- _What this task involves_
Identify the lines containing the word "Land". Copy each one.

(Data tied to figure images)
______

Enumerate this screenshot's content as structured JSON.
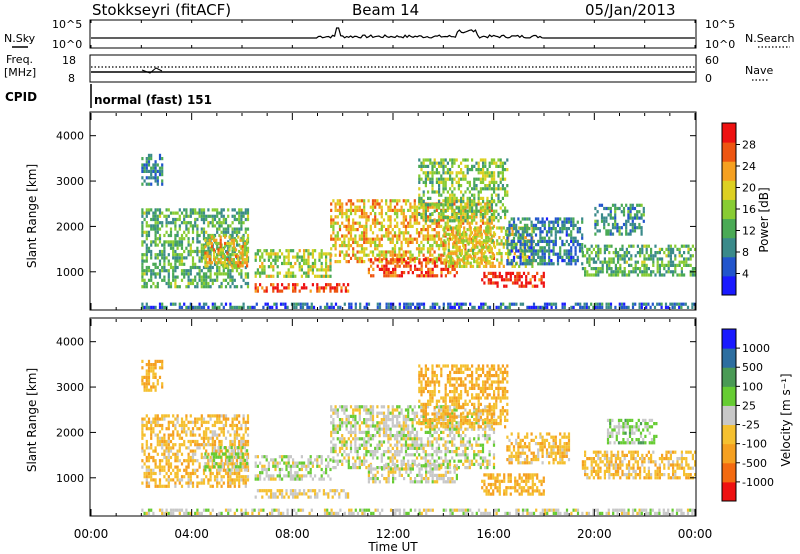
{
  "header": {
    "station": "Stokkseyri (fitACF)",
    "beam": "Beam 14",
    "date": "05/Jan/2013"
  },
  "noise_panel": {
    "left_label": "N.Sky",
    "right_label": "N.Search",
    "y_ticks": [
      "10^5",
      "10^0"
    ]
  },
  "freq_panel": {
    "left_label_1": "Freq.",
    "left_label_2": "[MHz]",
    "right_label": "Nave",
    "left_ticks": [
      "18",
      "8"
    ],
    "right_ticks": [
      "60",
      "0"
    ]
  },
  "cpid": {
    "label": "CPID",
    "value": "normal (fast) 151"
  },
  "chart_data": [
    {
      "type": "heatmap",
      "name": "power",
      "ylabel": "Slant Range [km]",
      "y_ticks": [
        "4000",
        "3000",
        "2000",
        "1000"
      ],
      "y_range_km": [
        180,
        4500
      ],
      "x_range_hours": [
        0,
        24
      ],
      "colorbar": {
        "label": "Power [dB]",
        "ticks": [
          "28",
          "24",
          "20",
          "16",
          "12",
          "8",
          "4"
        ],
        "range": [
          0,
          30
        ],
        "colors": [
          "#1a1aff",
          "#2255cc",
          "#3a8a8a",
          "#4aaa55",
          "#88cc33",
          "#ddd022",
          "#f5a020",
          "#ee5511",
          "#ee1111"
        ]
      },
      "regions": [
        {
          "t0": 2.0,
          "t1": 6.2,
          "r0": 700,
          "r1": 2400,
          "level": 12
        },
        {
          "t0": 2.0,
          "t1": 2.8,
          "r0": 2900,
          "r1": 3600,
          "level": 8
        },
        {
          "t0": 4.5,
          "t1": 6.2,
          "r0": 1100,
          "r1": 1800,
          "level": 20
        },
        {
          "t0": 6.5,
          "t1": 10.2,
          "r0": 550,
          "r1": 750,
          "level": 26
        },
        {
          "t0": 6.5,
          "t1": 9.5,
          "r0": 900,
          "r1": 1500,
          "level": 16
        },
        {
          "t0": 9.5,
          "t1": 16.0,
          "r0": 1200,
          "r1": 2600,
          "level": 20
        },
        {
          "t0": 11.0,
          "t1": 14.5,
          "r0": 900,
          "r1": 1300,
          "level": 26
        },
        {
          "t0": 13.0,
          "t1": 16.5,
          "r0": 2100,
          "r1": 3500,
          "level": 14
        },
        {
          "t0": 14.0,
          "t1": 17.5,
          "r0": 1100,
          "r1": 2000,
          "level": 18
        },
        {
          "t0": 15.5,
          "t1": 18.0,
          "r0": 650,
          "r1": 1000,
          "level": 28
        },
        {
          "t0": 16.5,
          "t1": 19.5,
          "r0": 1200,
          "r1": 2200,
          "level": 8
        },
        {
          "t0": 19.5,
          "t1": 24.0,
          "r0": 900,
          "r1": 1600,
          "level": 12
        },
        {
          "t0": 20.0,
          "t1": 22.0,
          "r0": 1800,
          "r1": 2500,
          "level": 10
        },
        {
          "t0": 2.0,
          "t1": 24.0,
          "r0": 180,
          "r1": 320,
          "level": 6
        }
      ]
    },
    {
      "type": "heatmap",
      "name": "velocity",
      "ylabel": "Slant Range [km]",
      "xlabel": "Time UT",
      "y_ticks": [
        "4000",
        "3000",
        "2000",
        "1000"
      ],
      "y_range_km": [
        180,
        4500
      ],
      "x_range_hours": [
        0,
        24
      ],
      "x_ticks": [
        "00:00",
        "04:00",
        "08:00",
        "12:00",
        "16:00",
        "20:00",
        "00:00"
      ],
      "colorbar": {
        "label": "Velocity [m s⁻¹]",
        "ticks": [
          "1000",
          "500",
          "100",
          "25",
          "-25",
          "-100",
          "-500",
          "-1000"
        ],
        "range": [
          -1200,
          1200
        ],
        "colors": [
          "#ee1111",
          "#f36a10",
          "#f5a020",
          "#f5c030",
          "#c8c8c8",
          "#66cc33",
          "#4a9a55",
          "#2d6ea0",
          "#1a1aff"
        ]
      },
      "regions": [
        {
          "t0": 2.0,
          "t1": 6.2,
          "r0": 800,
          "r1": 2400,
          "level": -300
        },
        {
          "t0": 2.0,
          "t1": 2.8,
          "r0": 2900,
          "r1": 3600,
          "level": -400
        },
        {
          "t0": 4.5,
          "t1": 6.2,
          "r0": 1200,
          "r1": 1700,
          "level": 150
        },
        {
          "t0": 6.5,
          "t1": 10.2,
          "r0": 550,
          "r1": 750,
          "level": -150
        },
        {
          "t0": 6.5,
          "t1": 9.5,
          "r0": 1000,
          "r1": 1500,
          "level": 60
        },
        {
          "t0": 9.5,
          "t1": 16.0,
          "r0": 1200,
          "r1": 2600,
          "level": 0
        },
        {
          "t0": 11.0,
          "t1": 14.5,
          "r0": 900,
          "r1": 1300,
          "level": 0
        },
        {
          "t0": 13.0,
          "t1": 16.5,
          "r0": 2100,
          "r1": 3500,
          "level": -400
        },
        {
          "t0": 15.5,
          "t1": 18.0,
          "r0": 650,
          "r1": 1100,
          "level": -400
        },
        {
          "t0": 16.5,
          "t1": 19.0,
          "r0": 1300,
          "r1": 2000,
          "level": -300
        },
        {
          "t0": 19.5,
          "t1": 24.0,
          "r0": 1000,
          "r1": 1600,
          "level": -300
        },
        {
          "t0": 20.5,
          "t1": 22.5,
          "r0": 1800,
          "r1": 2300,
          "level": 200
        },
        {
          "t0": 2.0,
          "t1": 24.0,
          "r0": 180,
          "r1": 320,
          "level": 0
        }
      ]
    }
  ]
}
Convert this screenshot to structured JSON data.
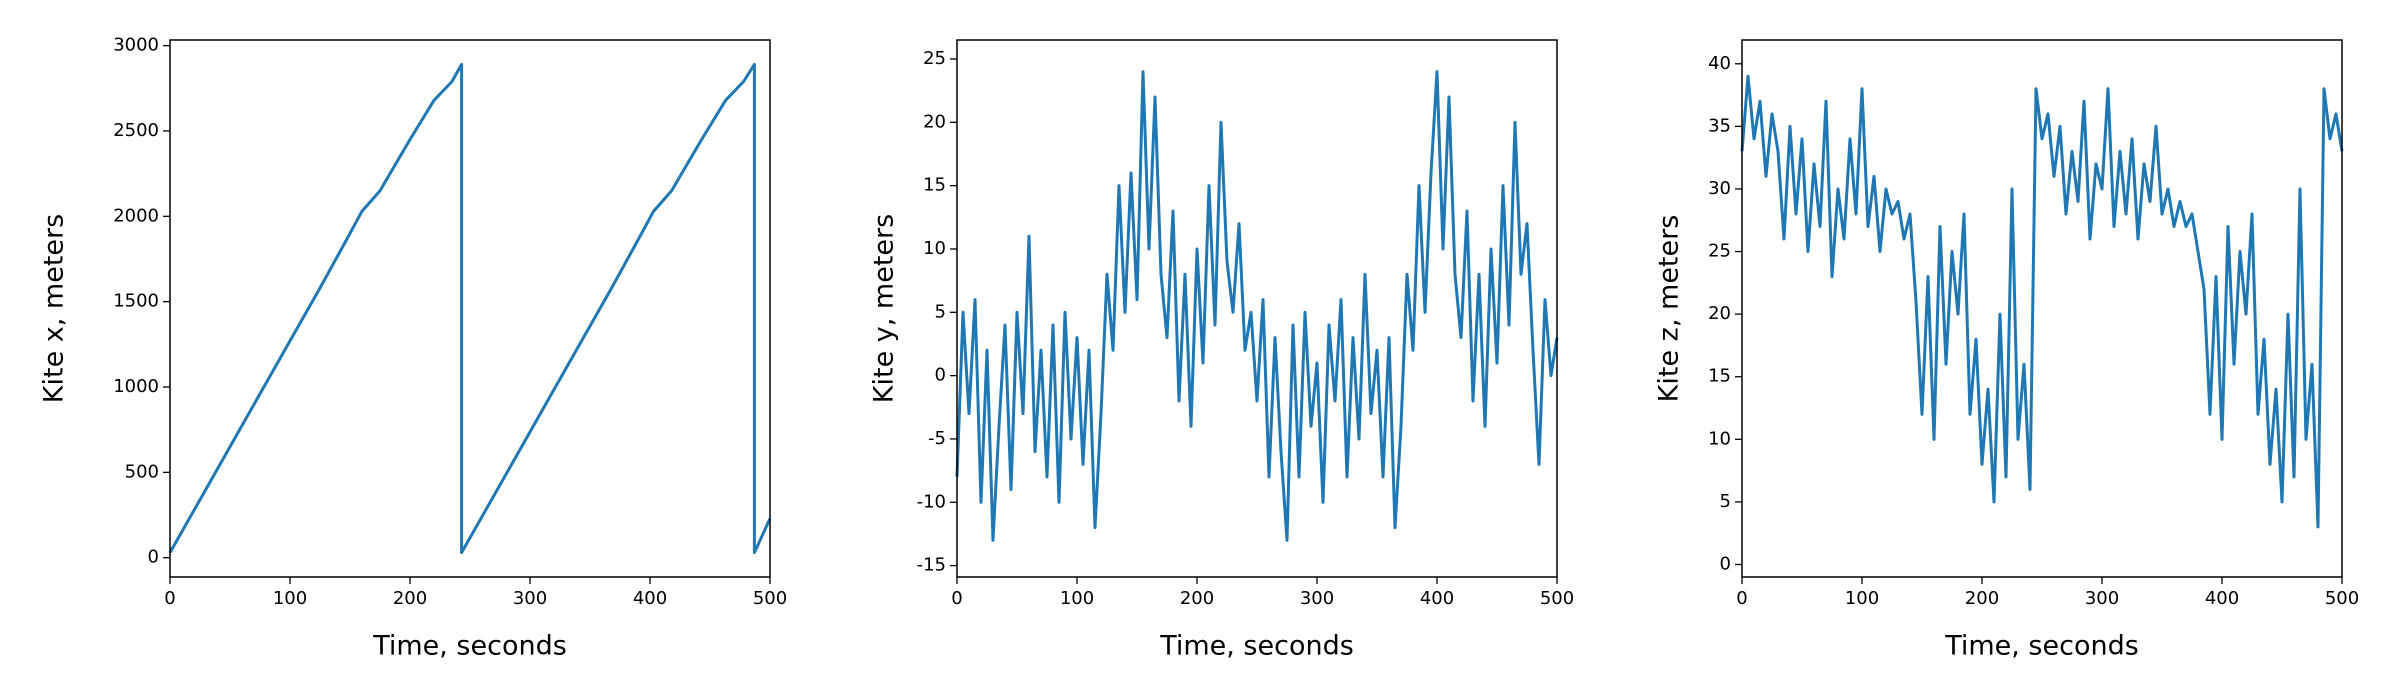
{
  "chart_data": [
    {
      "type": "line",
      "xlabel": "Time, seconds",
      "ylabel": "Kite x, meters",
      "color": "#1f77b4",
      "xlim": [
        0,
        500
      ],
      "xticks": [
        0,
        100,
        200,
        300,
        400,
        500
      ],
      "ylim": [
        -113,
        3033
      ],
      "yticks": [
        0,
        500,
        1000,
        1500,
        2000,
        2500,
        3000
      ],
      "x": [
        0,
        25,
        50,
        75,
        100,
        125,
        150,
        160,
        175,
        200,
        220,
        235,
        243,
        243,
        268,
        293,
        318,
        343,
        368,
        393,
        403,
        418,
        443,
        463,
        478,
        487,
        487,
        500
      ],
      "values": [
        30,
        340,
        650,
        960,
        1270,
        1580,
        1900,
        2030,
        2150,
        2450,
        2680,
        2790,
        2890,
        30,
        340,
        650,
        960,
        1270,
        1580,
        1900,
        2030,
        2150,
        2450,
        2680,
        2790,
        2890,
        30,
        230
      ]
    },
    {
      "type": "line",
      "xlabel": "Time, seconds",
      "ylabel": "Kite y, meters",
      "color": "#1f77b4",
      "xlim": [
        0,
        500
      ],
      "xticks": [
        0,
        100,
        200,
        300,
        400,
        500
      ],
      "ylim": [
        -15.9,
        26.5
      ],
      "yticks": [
        -15,
        -10,
        -5,
        0,
        5,
        10,
        15,
        20,
        25
      ],
      "x": [
        0,
        5,
        10,
        15,
        20,
        25,
        30,
        35,
        40,
        45,
        50,
        55,
        60,
        65,
        70,
        75,
        80,
        85,
        90,
        95,
        100,
        105,
        110,
        115,
        120,
        125,
        130,
        135,
        140,
        145,
        150,
        155,
        160,
        165,
        170,
        175,
        180,
        185,
        190,
        195,
        200,
        205,
        210,
        215,
        220,
        225,
        230,
        235,
        240,
        245,
        250,
        255,
        260,
        265,
        270,
        275,
        280,
        285,
        290,
        295,
        300,
        305,
        310,
        315,
        320,
        325,
        330,
        335,
        340,
        345,
        350,
        355,
        360,
        365,
        370,
        375,
        380,
        385,
        390,
        395,
        400,
        405,
        410,
        415,
        420,
        425,
        430,
        435,
        440,
        445,
        450,
        455,
        460,
        465,
        470,
        475,
        480,
        485,
        490,
        495,
        500
      ],
      "values": [
        -8,
        5,
        -3,
        6,
        -10,
        2,
        -13,
        -4,
        4,
        -9,
        5,
        -3,
        11,
        -6,
        2,
        -8,
        4,
        -10,
        5,
        -5,
        3,
        -7,
        2,
        -12,
        -3,
        8,
        2,
        15,
        5,
        16,
        6,
        24,
        10,
        22,
        8,
        3,
        13,
        -2,
        8,
        -4,
        10,
        1,
        15,
        4,
        20,
        9,
        5,
        12,
        2,
        5,
        -2,
        6,
        -8,
        3,
        -6,
        -13,
        4,
        -8,
        5,
        -4,
        1,
        -10,
        4,
        -2,
        6,
        -8,
        3,
        -5,
        8,
        -3,
        2,
        -8,
        3,
        -12,
        -4,
        8,
        2,
        15,
        5,
        16,
        24,
        10,
        22,
        8,
        3,
        13,
        -2,
        8,
        -4,
        10,
        1,
        15,
        4,
        20,
        8,
        12,
        2,
        -7,
        6,
        0,
        3
      ]
    },
    {
      "type": "line",
      "xlabel": "Time, seconds",
      "ylabel": "Kite z, meters",
      "color": "#1f77b4",
      "xlim": [
        0,
        500
      ],
      "xticks": [
        0,
        100,
        200,
        300,
        400,
        500
      ],
      "ylim": [
        -1,
        41.9
      ],
      "yticks": [
        0,
        5,
        10,
        15,
        20,
        25,
        30,
        35,
        40
      ],
      "x": [
        0,
        5,
        10,
        15,
        20,
        25,
        30,
        35,
        40,
        45,
        50,
        55,
        60,
        65,
        70,
        75,
        80,
        85,
        90,
        95,
        100,
        105,
        110,
        115,
        120,
        125,
        130,
        135,
        140,
        145,
        150,
        155,
        160,
        165,
        170,
        175,
        180,
        185,
        190,
        195,
        200,
        205,
        210,
        215,
        220,
        225,
        230,
        235,
        240,
        245,
        250,
        255,
        260,
        265,
        270,
        275,
        280,
        285,
        290,
        295,
        300,
        305,
        310,
        315,
        320,
        325,
        330,
        335,
        340,
        345,
        350,
        355,
        360,
        365,
        370,
        375,
        380,
        385,
        390,
        395,
        400,
        405,
        410,
        415,
        420,
        425,
        430,
        435,
        440,
        445,
        450,
        455,
        460,
        465,
        470,
        475,
        480,
        485,
        490,
        495,
        500
      ],
      "values": [
        33,
        39,
        34,
        37,
        31,
        36,
        33,
        26,
        35,
        28,
        34,
        25,
        32,
        27,
        37,
        23,
        30,
        26,
        34,
        28,
        38,
        27,
        31,
        25,
        30,
        28,
        29,
        26,
        28,
        21,
        12,
        23,
        10,
        27,
        16,
        25,
        20,
        28,
        12,
        18,
        8,
        14,
        5,
        20,
        7,
        30,
        10,
        16,
        6,
        38,
        34,
        36,
        31,
        35,
        28,
        33,
        29,
        37,
        26,
        32,
        30,
        38,
        27,
        33,
        28,
        34,
        26,
        32,
        29,
        35,
        28,
        30,
        27,
        29,
        27,
        28,
        25,
        22,
        12,
        23,
        10,
        27,
        16,
        25,
        20,
        28,
        12,
        18,
        8,
        14,
        5,
        20,
        7,
        30,
        10,
        16,
        3,
        38,
        34,
        36,
        33
      ]
    }
  ]
}
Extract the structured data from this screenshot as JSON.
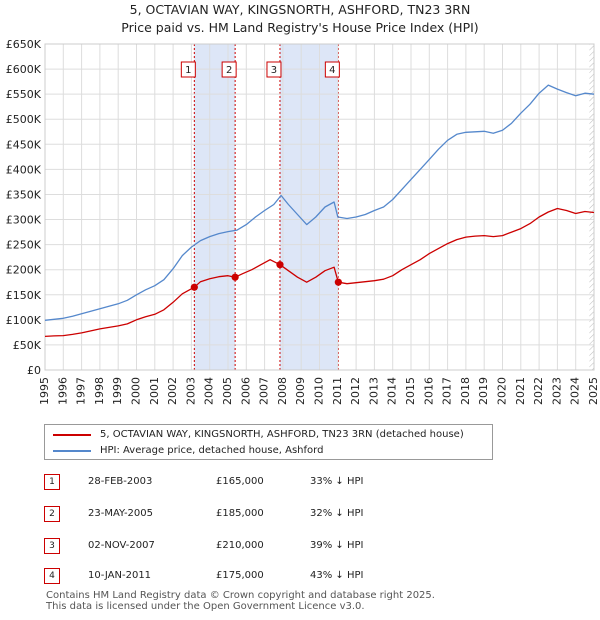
{
  "header": {
    "title_line1": "5, OCTAVIAN WAY, KINGSNORTH, ASHFORD, TN23 3RN",
    "title_line2": "Price paid vs. HM Land Registry's House Price Index (HPI)"
  },
  "legend": {
    "property_label": "5, OCTAVIAN WAY, KINGSNORTH, ASHFORD, TN23 3RN (detached house)",
    "hpi_label": "HPI: Average price, detached house, Ashford"
  },
  "sales": [
    {
      "num": "1",
      "date": "28-FEB-2003",
      "price": "£165,000",
      "hpi": "33% ↓ HPI"
    },
    {
      "num": "2",
      "date": "23-MAY-2005",
      "price": "£185,000",
      "hpi": "32% ↓ HPI"
    },
    {
      "num": "3",
      "date": "02-NOV-2007",
      "price": "£210,000",
      "hpi": "39% ↓ HPI"
    },
    {
      "num": "4",
      "date": "10-JAN-2011",
      "price": "£175,000",
      "hpi": "43% ↓ HPI"
    }
  ],
  "footer": {
    "line1": "Contains HM Land Registry data © Crown copyright and database right 2025.",
    "line2": "This data is licensed under the Open Government Licence v3.0."
  },
  "colors": {
    "property": "#cc0000",
    "hpi": "#5588cc",
    "shade": "#dde6f7",
    "grid": "#dddddd"
  },
  "chart_data": {
    "type": "line",
    "xlim": [
      1995,
      2025
    ],
    "ylim": [
      0,
      650000
    ],
    "x_ticks": [
      1995,
      1996,
      1997,
      1998,
      1999,
      2000,
      2001,
      2002,
      2003,
      2004,
      2005,
      2006,
      2007,
      2008,
      2009,
      2010,
      2011,
      2012,
      2013,
      2014,
      2015,
      2016,
      2017,
      2018,
      2019,
      2020,
      2021,
      2022,
      2023,
      2024,
      2025
    ],
    "y_ticks": [
      0,
      50000,
      100000,
      150000,
      200000,
      250000,
      300000,
      350000,
      400000,
      450000,
      500000,
      550000,
      600000,
      650000
    ],
    "y_tick_labels": [
      "£0",
      "£50K",
      "£100K",
      "£150K",
      "£200K",
      "£250K",
      "£300K",
      "£350K",
      "£400K",
      "£450K",
      "£500K",
      "£550K",
      "£600K",
      "£650K"
    ],
    "series": [
      {
        "name": "5, OCTAVIAN WAY, KINGSNORTH, ASHFORD, TN23 3RN (detached house)",
        "x": [
          1995.0,
          1995.5,
          1996.0,
          1996.5,
          1997.0,
          1997.5,
          1998.0,
          1998.5,
          1999.0,
          1999.5,
          2000.0,
          2000.5,
          2001.0,
          2001.5,
          2002.0,
          2002.5,
          2003.16,
          2003.5,
          2004.0,
          2004.5,
          2005.0,
          2005.39,
          2005.8,
          2006.3,
          2006.8,
          2007.3,
          2007.84,
          2008.3,
          2008.8,
          2009.3,
          2009.8,
          2010.3,
          2010.8,
          2011.03,
          2011.5,
          2012.0,
          2012.5,
          2013.0,
          2013.5,
          2014.0,
          2014.5,
          2015.0,
          2015.5,
          2016.0,
          2016.5,
          2017.0,
          2017.5,
          2018.0,
          2018.5,
          2019.0,
          2019.5,
          2020.0,
          2020.5,
          2021.0,
          2021.5,
          2022.0,
          2022.5,
          2023.0,
          2023.5,
          2024.0,
          2024.5,
          2025.0
        ],
        "y": [
          67000,
          68000,
          68500,
          71000,
          74000,
          78000,
          82000,
          85000,
          88000,
          92000,
          100000,
          106000,
          111000,
          120000,
          135000,
          152000,
          165000,
          176000,
          182000,
          186000,
          188000,
          185000,
          192000,
          200000,
          210000,
          220000,
          210000,
          198000,
          185000,
          175000,
          185000,
          198000,
          205000,
          175000,
          172000,
          174000,
          176000,
          178000,
          181000,
          188000,
          200000,
          210000,
          220000,
          232000,
          242000,
          252000,
          260000,
          265000,
          267000,
          268000,
          266000,
          268000,
          275000,
          282000,
          292000,
          305000,
          315000,
          322000,
          318000,
          312000,
          316000,
          314000
        ]
      },
      {
        "name": "HPI: Average price, detached house, Ashford",
        "x": [
          1995.0,
          1995.5,
          1996.0,
          1996.5,
          1997.0,
          1997.5,
          1998.0,
          1998.5,
          1999.0,
          1999.5,
          2000.0,
          2000.5,
          2001.0,
          2001.5,
          2002.0,
          2002.5,
          2003.0,
          2003.5,
          2004.0,
          2004.5,
          2005.0,
          2005.5,
          2006.0,
          2006.5,
          2007.0,
          2007.5,
          2007.9,
          2008.3,
          2008.8,
          2009.3,
          2009.8,
          2010.3,
          2010.8,
          2011.0,
          2011.5,
          2012.0,
          2012.5,
          2013.0,
          2013.5,
          2014.0,
          2014.5,
          2015.0,
          2015.5,
          2016.0,
          2016.5,
          2017.0,
          2017.5,
          2018.0,
          2018.5,
          2019.0,
          2019.5,
          2020.0,
          2020.5,
          2021.0,
          2021.5,
          2022.0,
          2022.5,
          2023.0,
          2023.5,
          2024.0,
          2024.5,
          2025.0
        ],
        "y": [
          99000,
          101000,
          103000,
          107000,
          112000,
          117000,
          122000,
          127000,
          132000,
          139000,
          150000,
          160000,
          168000,
          180000,
          202000,
          228000,
          245000,
          258000,
          266000,
          272000,
          276000,
          279000,
          290000,
          305000,
          318000,
          330000,
          348000,
          330000,
          310000,
          290000,
          305000,
          325000,
          335000,
          305000,
          302000,
          305000,
          310000,
          318000,
          325000,
          340000,
          360000,
          380000,
          400000,
          420000,
          440000,
          458000,
          470000,
          474000,
          475000,
          476000,
          472000,
          478000,
          492000,
          512000,
          530000,
          552000,
          568000,
          560000,
          553000,
          547000,
          552000,
          550000
        ]
      }
    ],
    "sale_markers": [
      {
        "label": "1",
        "x": 2003.16,
        "y": 165000
      },
      {
        "label": "2",
        "x": 2005.39,
        "y": 185000
      },
      {
        "label": "3",
        "x": 2007.84,
        "y": 210000
      },
      {
        "label": "4",
        "x": 2011.03,
        "y": 175000
      }
    ],
    "shaded_ranges": [
      [
        2003.16,
        2005.39
      ],
      [
        2007.84,
        2011.03
      ]
    ],
    "hatched_after": 2024.75,
    "legend_position": "bottom"
  }
}
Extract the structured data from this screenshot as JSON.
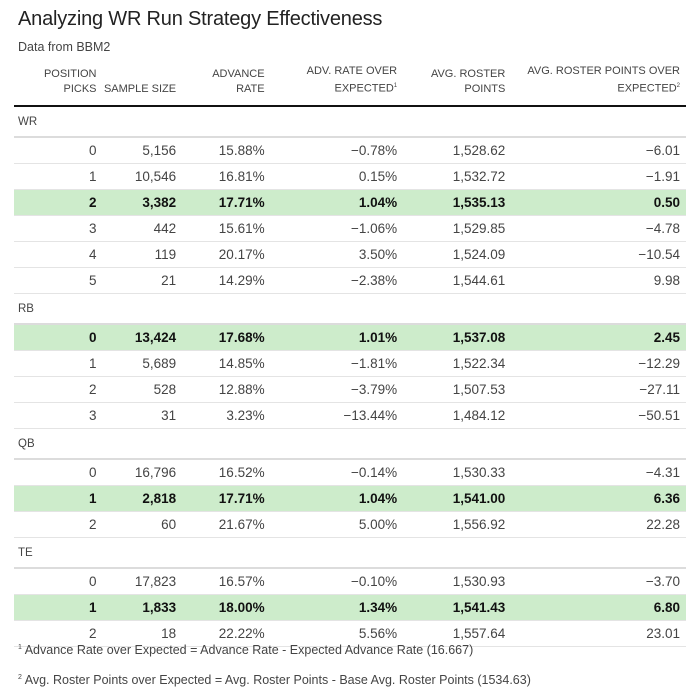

______

- _Result_
    "title_line2": "Price paid vs. HM Land Registry's House Price Index (HPI)"
    "line1": "Contains HM Land Registry data © Crown copyright and database right 2025.",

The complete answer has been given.